- **Records supplied**
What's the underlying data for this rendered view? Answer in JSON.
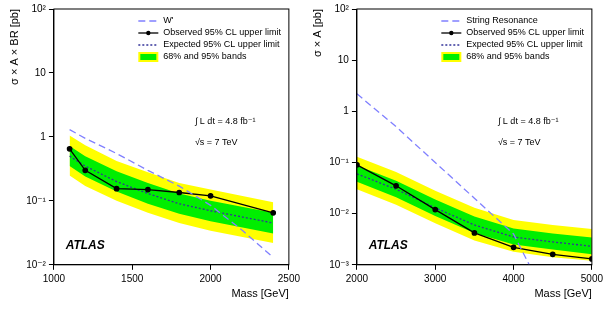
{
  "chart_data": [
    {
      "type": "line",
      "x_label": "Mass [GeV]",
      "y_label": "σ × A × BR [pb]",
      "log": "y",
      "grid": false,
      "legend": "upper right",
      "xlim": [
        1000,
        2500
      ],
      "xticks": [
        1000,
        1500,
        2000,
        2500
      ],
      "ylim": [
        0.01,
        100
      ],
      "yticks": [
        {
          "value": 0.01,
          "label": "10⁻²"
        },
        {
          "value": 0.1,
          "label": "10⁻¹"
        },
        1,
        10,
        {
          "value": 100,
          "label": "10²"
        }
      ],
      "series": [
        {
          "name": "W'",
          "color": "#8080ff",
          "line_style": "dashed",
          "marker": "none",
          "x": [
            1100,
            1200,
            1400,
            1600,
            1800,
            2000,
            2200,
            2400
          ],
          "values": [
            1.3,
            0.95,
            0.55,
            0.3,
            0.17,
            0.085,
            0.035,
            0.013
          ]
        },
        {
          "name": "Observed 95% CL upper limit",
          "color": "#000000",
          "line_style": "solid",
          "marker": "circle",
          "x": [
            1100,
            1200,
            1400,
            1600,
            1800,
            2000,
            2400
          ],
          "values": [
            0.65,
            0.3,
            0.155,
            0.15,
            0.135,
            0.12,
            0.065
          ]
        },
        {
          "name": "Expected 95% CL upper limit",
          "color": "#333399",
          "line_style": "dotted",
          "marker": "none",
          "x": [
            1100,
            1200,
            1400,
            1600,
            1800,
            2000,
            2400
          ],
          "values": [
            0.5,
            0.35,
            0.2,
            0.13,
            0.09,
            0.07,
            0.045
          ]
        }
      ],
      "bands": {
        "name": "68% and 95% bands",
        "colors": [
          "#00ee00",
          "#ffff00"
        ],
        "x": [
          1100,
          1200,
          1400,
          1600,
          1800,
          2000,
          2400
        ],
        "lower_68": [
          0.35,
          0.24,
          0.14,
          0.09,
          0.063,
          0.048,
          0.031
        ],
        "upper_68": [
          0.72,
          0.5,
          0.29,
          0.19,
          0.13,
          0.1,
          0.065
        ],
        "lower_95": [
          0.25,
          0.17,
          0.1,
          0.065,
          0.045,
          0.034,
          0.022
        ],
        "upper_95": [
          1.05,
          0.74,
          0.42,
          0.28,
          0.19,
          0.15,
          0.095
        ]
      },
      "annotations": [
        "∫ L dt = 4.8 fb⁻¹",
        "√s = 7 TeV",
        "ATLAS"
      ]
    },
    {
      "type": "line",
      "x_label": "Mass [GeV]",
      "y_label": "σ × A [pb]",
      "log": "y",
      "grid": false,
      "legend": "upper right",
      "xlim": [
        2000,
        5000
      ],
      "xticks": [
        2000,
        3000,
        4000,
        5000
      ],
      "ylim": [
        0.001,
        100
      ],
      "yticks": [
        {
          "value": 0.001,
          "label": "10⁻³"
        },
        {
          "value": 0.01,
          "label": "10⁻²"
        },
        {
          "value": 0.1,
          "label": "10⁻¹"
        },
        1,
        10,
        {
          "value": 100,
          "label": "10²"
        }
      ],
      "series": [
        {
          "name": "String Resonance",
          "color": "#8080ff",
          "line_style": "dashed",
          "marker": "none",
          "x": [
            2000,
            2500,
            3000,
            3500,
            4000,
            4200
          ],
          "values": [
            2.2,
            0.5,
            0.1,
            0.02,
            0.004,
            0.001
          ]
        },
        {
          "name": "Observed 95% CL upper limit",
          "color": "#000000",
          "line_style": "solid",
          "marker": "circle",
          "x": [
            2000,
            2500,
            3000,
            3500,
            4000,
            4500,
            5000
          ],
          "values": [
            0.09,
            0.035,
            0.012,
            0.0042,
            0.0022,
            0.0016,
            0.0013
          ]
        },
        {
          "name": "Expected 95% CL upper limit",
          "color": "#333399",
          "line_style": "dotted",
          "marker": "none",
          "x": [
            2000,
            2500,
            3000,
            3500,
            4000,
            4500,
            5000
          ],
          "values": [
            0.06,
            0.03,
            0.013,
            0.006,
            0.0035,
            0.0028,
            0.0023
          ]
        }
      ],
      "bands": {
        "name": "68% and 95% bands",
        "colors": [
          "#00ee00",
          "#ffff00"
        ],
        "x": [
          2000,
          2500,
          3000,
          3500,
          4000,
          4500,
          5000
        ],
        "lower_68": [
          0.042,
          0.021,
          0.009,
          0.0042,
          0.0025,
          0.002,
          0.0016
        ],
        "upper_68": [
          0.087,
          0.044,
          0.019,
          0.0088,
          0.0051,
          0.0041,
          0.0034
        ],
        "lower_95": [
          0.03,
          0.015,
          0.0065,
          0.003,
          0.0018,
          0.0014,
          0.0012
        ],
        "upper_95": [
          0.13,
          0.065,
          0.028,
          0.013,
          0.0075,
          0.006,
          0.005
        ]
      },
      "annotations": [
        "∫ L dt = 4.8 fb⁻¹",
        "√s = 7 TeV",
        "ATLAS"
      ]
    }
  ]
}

--

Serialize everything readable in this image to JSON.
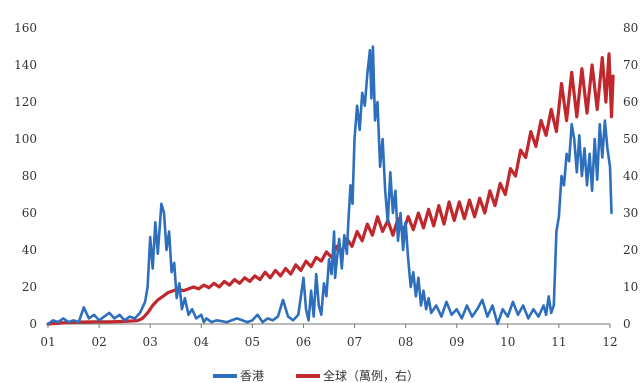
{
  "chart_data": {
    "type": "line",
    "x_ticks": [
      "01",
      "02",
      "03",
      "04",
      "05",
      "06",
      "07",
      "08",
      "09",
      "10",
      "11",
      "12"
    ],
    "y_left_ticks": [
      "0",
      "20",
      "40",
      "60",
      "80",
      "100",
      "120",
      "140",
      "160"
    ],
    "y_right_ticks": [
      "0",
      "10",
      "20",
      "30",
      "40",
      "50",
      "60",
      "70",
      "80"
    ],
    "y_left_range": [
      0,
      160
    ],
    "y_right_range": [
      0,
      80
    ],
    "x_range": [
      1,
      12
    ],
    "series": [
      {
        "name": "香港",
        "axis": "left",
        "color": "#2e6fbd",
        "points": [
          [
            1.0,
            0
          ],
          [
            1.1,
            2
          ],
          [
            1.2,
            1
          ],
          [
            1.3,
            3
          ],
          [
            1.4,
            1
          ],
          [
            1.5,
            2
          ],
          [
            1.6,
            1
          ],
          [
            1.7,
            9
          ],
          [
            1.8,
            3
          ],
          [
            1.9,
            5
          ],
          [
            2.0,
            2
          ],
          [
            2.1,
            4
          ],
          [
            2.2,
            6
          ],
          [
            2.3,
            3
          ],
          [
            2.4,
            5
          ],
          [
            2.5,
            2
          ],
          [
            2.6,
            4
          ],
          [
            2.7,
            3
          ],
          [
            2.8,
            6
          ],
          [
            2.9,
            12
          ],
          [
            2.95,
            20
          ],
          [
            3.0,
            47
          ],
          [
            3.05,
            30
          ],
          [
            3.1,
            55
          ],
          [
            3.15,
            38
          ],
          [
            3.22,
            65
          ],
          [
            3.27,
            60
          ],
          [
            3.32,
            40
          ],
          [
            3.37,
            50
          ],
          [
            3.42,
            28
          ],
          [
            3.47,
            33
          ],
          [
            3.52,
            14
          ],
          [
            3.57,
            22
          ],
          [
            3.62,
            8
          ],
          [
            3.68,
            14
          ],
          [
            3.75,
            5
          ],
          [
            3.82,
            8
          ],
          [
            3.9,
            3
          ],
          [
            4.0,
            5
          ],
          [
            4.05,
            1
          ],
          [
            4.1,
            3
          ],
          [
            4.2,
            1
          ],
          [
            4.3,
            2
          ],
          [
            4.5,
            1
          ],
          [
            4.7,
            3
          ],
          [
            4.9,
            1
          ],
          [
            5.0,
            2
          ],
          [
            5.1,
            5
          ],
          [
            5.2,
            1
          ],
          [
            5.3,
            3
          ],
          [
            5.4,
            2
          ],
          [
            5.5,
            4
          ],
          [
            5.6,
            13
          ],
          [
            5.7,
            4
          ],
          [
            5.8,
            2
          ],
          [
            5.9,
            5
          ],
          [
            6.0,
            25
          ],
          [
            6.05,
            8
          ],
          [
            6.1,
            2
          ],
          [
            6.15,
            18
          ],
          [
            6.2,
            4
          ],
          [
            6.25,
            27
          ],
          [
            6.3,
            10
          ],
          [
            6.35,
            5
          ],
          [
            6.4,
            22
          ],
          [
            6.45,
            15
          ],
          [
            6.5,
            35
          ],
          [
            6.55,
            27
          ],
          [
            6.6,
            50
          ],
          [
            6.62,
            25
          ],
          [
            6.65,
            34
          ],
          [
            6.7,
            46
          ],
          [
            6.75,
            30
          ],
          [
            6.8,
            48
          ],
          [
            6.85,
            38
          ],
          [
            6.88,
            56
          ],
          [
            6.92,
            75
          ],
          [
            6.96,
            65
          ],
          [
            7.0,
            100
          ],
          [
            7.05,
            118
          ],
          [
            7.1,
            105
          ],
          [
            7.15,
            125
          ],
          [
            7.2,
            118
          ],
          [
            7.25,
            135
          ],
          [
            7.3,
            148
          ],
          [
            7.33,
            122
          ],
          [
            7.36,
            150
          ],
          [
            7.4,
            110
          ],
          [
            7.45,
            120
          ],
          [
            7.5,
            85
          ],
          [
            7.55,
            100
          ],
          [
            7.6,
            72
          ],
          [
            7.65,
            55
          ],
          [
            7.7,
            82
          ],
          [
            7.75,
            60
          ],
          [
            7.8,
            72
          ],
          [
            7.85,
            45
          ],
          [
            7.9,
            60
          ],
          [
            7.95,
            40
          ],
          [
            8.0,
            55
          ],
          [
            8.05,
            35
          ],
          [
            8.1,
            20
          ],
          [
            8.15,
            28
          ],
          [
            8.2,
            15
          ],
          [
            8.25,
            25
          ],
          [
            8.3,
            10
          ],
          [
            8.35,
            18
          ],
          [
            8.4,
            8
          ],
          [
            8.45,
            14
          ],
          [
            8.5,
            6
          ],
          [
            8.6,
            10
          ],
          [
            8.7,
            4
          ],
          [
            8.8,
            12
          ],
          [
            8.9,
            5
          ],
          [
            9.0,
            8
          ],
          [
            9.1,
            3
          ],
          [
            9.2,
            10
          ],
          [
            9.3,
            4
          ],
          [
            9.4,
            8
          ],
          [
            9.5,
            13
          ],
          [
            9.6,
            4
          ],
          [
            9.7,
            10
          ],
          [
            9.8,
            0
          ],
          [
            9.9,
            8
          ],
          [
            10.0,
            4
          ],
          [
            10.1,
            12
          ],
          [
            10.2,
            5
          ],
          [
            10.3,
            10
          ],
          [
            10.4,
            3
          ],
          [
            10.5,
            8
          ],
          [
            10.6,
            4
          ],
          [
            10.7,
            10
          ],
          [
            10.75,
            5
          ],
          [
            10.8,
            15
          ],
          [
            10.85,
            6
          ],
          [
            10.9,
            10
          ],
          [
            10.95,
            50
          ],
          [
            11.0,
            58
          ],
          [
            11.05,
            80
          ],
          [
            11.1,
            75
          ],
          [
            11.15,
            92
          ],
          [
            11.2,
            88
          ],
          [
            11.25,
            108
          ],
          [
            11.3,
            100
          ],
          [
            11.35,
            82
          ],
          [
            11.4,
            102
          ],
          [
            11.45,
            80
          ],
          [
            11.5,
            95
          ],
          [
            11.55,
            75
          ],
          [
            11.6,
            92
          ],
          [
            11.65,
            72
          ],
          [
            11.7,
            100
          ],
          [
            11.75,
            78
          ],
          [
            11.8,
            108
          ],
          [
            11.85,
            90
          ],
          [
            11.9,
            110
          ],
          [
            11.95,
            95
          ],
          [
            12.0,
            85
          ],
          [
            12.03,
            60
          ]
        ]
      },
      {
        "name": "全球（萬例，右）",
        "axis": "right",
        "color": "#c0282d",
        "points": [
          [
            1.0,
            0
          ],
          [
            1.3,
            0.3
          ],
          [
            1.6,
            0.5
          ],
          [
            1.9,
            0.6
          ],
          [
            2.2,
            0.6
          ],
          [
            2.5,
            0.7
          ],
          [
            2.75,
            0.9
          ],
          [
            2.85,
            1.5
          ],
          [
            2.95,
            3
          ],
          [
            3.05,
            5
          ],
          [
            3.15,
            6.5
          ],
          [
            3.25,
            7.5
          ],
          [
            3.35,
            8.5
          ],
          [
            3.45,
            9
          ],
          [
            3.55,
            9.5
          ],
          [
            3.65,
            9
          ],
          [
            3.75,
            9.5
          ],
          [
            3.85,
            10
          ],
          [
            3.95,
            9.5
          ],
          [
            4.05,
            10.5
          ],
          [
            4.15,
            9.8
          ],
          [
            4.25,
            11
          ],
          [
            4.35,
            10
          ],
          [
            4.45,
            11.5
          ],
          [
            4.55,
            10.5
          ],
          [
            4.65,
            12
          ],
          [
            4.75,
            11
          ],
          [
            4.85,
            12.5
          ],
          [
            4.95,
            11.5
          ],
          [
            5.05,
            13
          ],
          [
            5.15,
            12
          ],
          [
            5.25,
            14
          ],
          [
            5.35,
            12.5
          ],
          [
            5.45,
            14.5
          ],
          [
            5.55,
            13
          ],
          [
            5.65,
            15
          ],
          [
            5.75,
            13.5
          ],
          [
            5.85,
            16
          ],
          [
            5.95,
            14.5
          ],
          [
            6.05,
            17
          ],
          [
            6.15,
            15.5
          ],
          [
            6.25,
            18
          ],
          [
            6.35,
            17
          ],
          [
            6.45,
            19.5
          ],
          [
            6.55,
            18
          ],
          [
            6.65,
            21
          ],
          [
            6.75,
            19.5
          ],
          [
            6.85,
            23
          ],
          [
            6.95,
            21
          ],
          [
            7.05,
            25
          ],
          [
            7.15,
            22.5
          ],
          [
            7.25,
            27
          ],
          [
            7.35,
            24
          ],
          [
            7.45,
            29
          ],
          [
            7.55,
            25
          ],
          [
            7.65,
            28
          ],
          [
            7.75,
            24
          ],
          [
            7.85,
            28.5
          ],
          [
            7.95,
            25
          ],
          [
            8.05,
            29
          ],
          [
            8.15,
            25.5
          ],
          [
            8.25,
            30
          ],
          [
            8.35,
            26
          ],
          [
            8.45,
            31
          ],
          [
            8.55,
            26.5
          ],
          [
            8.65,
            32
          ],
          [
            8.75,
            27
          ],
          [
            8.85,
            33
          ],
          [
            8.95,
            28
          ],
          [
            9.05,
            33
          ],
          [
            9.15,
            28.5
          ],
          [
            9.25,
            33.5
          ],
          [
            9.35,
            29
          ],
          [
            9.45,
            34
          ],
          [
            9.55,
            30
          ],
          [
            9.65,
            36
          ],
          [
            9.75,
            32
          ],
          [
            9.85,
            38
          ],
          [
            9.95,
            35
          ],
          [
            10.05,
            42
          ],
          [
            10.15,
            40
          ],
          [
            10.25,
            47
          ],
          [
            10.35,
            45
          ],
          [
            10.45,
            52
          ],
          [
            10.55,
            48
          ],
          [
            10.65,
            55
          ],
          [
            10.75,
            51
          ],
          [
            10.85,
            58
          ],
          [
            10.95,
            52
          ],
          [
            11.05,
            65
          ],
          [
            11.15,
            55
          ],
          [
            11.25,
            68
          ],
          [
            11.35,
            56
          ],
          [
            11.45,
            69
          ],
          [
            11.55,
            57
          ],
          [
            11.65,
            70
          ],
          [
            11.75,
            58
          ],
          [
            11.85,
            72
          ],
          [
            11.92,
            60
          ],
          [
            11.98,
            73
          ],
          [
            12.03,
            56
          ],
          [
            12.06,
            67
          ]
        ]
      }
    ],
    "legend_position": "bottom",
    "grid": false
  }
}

- **What is needed**
Track down every line holding the string "JSON" and copy it.

- **Finished exercise**
What's the underlying data for this rendered view? Answer in JSON.
Serialize everything readable in this image to JSON.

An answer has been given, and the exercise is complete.